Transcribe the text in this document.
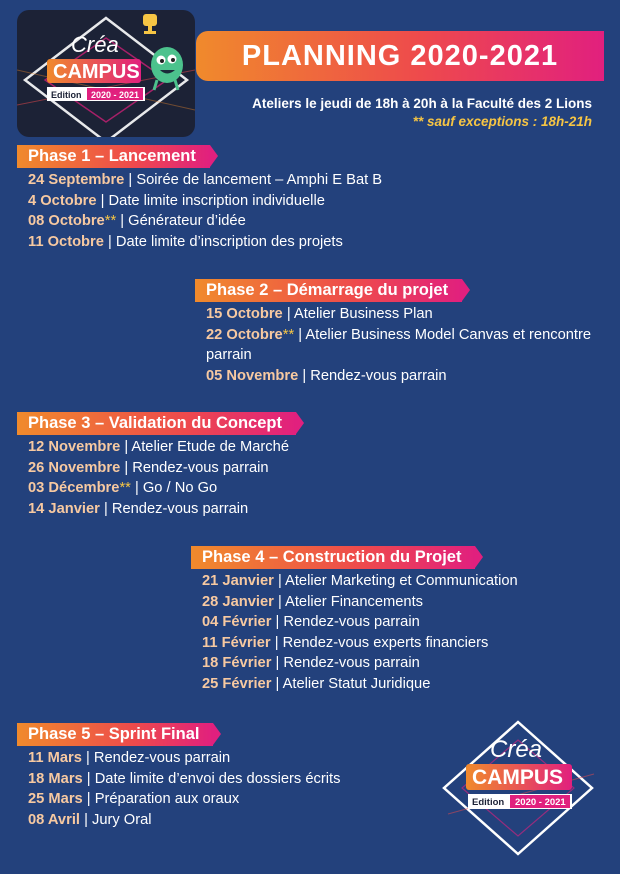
Créa
CAMPUS
Edition 2020 - 2021
PLANNING 2020-2021
Ateliers le jeudi de 18h à 20h à la Faculté des 2 Lions
** sauf exceptions : 18h-21h
Phase 1 – Lancement
24 Septembre | Soirée de lancement – Amphi E Bat B
4 Octobre | Date limite inscription individuelle
08 Octobre** | Générateur d’idée
11 Octobre | Date limite d’inscription des projets
Phase 2 – Démarrage du projet
15 Octobre | Atelier Business Plan
22 Octobre** | Atelier Business Model Canvas et rencontre parrain
05 Novembre | Rendez-vous parrain
Phase 3 – Validation du Concept
12 Novembre | Atelier Etude de Marché
26 Novembre | Rendez-vous parrain
03 Décembre** | Go / No Go
14 Janvier | Rendez-vous parrain
Phase 4 – Construction du Projet
21 Janvier | Atelier Marketing et Communication
28 Janvier | Atelier Financements
04 Février | Rendez-vous parrain
11 Février | Rendez-vous experts financiers
18 Février | Rendez-vous parrain
25 Février | Atelier Statut Juridique
Phase 5 – Sprint Final
11 Mars | Rendez-vous parrain
18 Mars | Date limite d’envoi des dossiers écrits
25 Mars | Préparation aux oraux
08 Avril | Jury Oral
Créa
CAMPUS
Edition 2020 - 2021
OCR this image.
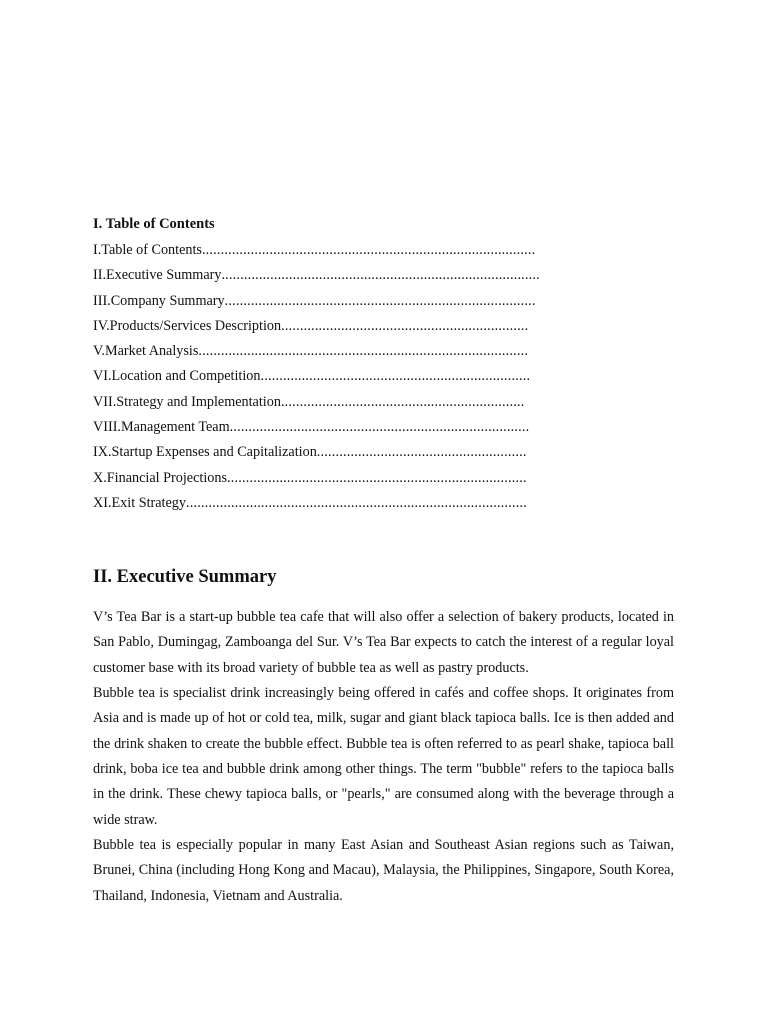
I. Table of Contents
I.Table of Contents.........................................................................................
II.Executive Summary.....................................................................................
III.Company Summary...................................................................................
IV.Products/Services Description..................................................................
V.Market Analysis........................................................................................
VI.Location and Competition........................................................................
VII.Strategy and Implementation.................................................................
VIII.Management Team................................................................................
IX.Startup Expenses and Capitalization........................................................
X.Financial Projections................................................................................
XI.Exit Strategy...........................................................................................
II. Executive Summary

V’s Tea Bar is a start-up bubble tea cafe that will also offer a selection of bakery products, located in San Pablo, Dumingag, Zamboanga del Sur. V’s Tea Bar expects to catch the interest of a regular loyal customer base with its broad variety of bubble tea as well as pastry products.

Bubble tea is specialist drink increasingly being offered in cafés and coffee shops. It originates from Asia and is made up of hot or cold tea, milk, sugar and giant black tapioca balls. Ice is then added and the drink shaken to create the bubble effect. Bubble tea is often referred to as pearl shake, tapioca ball drink, boba ice tea and bubble drink among other things. The term "bubble" refers to the tapioca balls in the drink. These chewy tapioca balls, or "pearls," are consumed along with the beverage through a wide straw.

Bubble tea is especially popular in many East Asian and Southeast Asian regions such as Taiwan, Brunei, China (including Hong Kong and Macau), Malaysia, the Philippines, Singapore, South Korea, Thailand, Indonesia, Vietnam and Australia.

************

▶ _TO BE DONE_
Exactly as written, return every line of the listing, but not the pictures.

▶ _FINAL RESULT_
Transcribe the text in this document.
Créa
CAMPUS
Edition 2020 - 2021
PLANNING 2020-2021
Ateliers le jeudi de 18h à 20h à la Faculté des 2 Lions
** sauf exceptions : 18h-21h
Phase 1 – Lancement
24 Septembre | Soirée de lancement – Amphi E Bat B
4 Octobre | Date limite inscription individuelle
08 Octobre** | Générateur d’idée
11 Octobre | Date limite d’inscription des projets
Phase 2 – Démarrage du projet
15 Octobre | Atelier Business Plan
22 Octobre** | Atelier Business Model Canvas et rencontre parrain
05 Novembre | Rendez-vous parrain
Phase 3 – Validation du Concept
12 Novembre | Atelier Etude de Marché
26 Novembre | Rendez-vous parrain
03 Décembre** | Go / No Go
14 Janvier | Rendez-vous parrain
Phase 4 – Construction du Projet
21 Janvier | Atelier Marketing et Communication
28 Janvier | Atelier Financements
04 Février | Rendez-vous parrain
11 Février | Rendez-vous experts financiers
18 Février | Rendez-vous parrain
25 Février | Atelier Statut Juridique
Phase 5 – Sprint Final
11 Mars | Rendez-vous parrain
18 Mars | Date limite d’envoi des dossiers écrits
25 Mars | Préparation aux oraux
08 Avril | Jury Oral
Créa
CAMPUS
Edition 2020 - 2021
OCR this image.
I. Table of Contents
I.Table of Contents.........................................................................................
II.Executive Summary.....................................................................................
III.Company Summary...................................................................................
IV.Products/Services Description..................................................................
V.Market Analysis........................................................................................
VI.Location and Competition........................................................................
VII.Strategy and Implementation.................................................................
VIII.Management Team................................................................................
IX.Startup Expenses and Capitalization........................................................
X.Financial Projections................................................................................
XI.Exit Strategy...........................................................................................
II. Executive Summary

V’s Tea Bar is a start-up bubble tea cafe that will also offer a selection of bakery products, located in San Pablo, Dumingag, Zamboanga del Sur. V’s Tea Bar expects to catch the interest of a regular loyal customer base with its broad variety of bubble tea as well as pastry products.

Bubble tea is specialist drink increasingly being offered in cafés and coffee shops. It originates from Asia and is made up of hot or cold tea, milk, sugar and giant black tapioca balls. Ice is then added and the drink shaken to create the bubble effect. Bubble tea is often referred to as pearl shake, tapioca ball drink, boba ice tea and bubble drink among other things. The term "bubble" refers to the tapioca balls in the drink. These chewy tapioca balls, or "pearls," are consumed along with the beverage through a wide straw.

Bubble tea is especially popular in many East Asian and Southeast Asian regions such as Taiwan, Brunei, China (including Hong Kong and Macau), Malaysia, the Philippines, Singapore, South Korea, Thailand, Indonesia, Vietnam and Australia.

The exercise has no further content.